* [PROBLEM TO WORK ON] Copy every entry exactly.

* [SUPPLIED MATERIAL]
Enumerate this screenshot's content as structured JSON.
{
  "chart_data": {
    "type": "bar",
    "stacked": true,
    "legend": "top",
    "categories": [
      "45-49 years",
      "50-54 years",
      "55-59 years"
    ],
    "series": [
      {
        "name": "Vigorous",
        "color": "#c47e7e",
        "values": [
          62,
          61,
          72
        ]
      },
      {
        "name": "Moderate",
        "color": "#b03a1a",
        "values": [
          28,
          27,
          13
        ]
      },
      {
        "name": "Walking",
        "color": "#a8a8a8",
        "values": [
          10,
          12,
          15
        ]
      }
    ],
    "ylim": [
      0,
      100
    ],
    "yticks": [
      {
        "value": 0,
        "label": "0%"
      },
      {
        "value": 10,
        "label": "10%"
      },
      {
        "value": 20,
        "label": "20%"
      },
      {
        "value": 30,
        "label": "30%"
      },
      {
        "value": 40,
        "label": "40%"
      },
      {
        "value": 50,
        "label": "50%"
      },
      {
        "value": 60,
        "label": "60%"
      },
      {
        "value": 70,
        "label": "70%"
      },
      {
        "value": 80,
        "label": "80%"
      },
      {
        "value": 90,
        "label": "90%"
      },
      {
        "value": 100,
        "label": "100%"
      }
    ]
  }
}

* [EXPECTED ANSWER]
Enumerate this screenshot's content as structured JSON.
{
  "chart_data": {
    "type": "bar",
    "stacked": true,
    "legend": "top",
    "categories": [
      "45-49 years",
      "50-54 years",
      "55-59 years"
    ],
    "series": [
      {
        "name": "Vigorous",
        "color": "#c47e7e",
        "values": [
          62,
          61,
          72
        ]
      },
      {
        "name": "Moderate",
        "color": "#b03a1a",
        "values": [
          28,
          27,
          13
        ]
      },
      {
        "name": "Walking",
        "color": "#a8a8a8",
        "values": [
          10,
          12,
          15
        ]
      }
    ],
    "ylim": [
      0,
      100
    ],
    "yticks": [
      {
        "value": 0,
        "label": "0%"
      },
      {
        "value": 10,
        "label": "10%"
      },
      {
        "value": 20,
        "label": "20%"
      },
      {
        "value": 30,
        "label": "30%"
      },
      {
        "value": 40,
        "label": "40%"
      },
      {
        "value": 50,
        "label": "50%"
      },
      {
        "value": 60,
        "label": "60%"
      },
      {
        "value": 70,
        "label": "70%"
      },
      {
        "value": 80,
        "label": "80%"
      },
      {
        "value": 90,
        "label": "90%"
      },
      {
        "value": 100,
        "label": "100%"
      }
    ]
  }
}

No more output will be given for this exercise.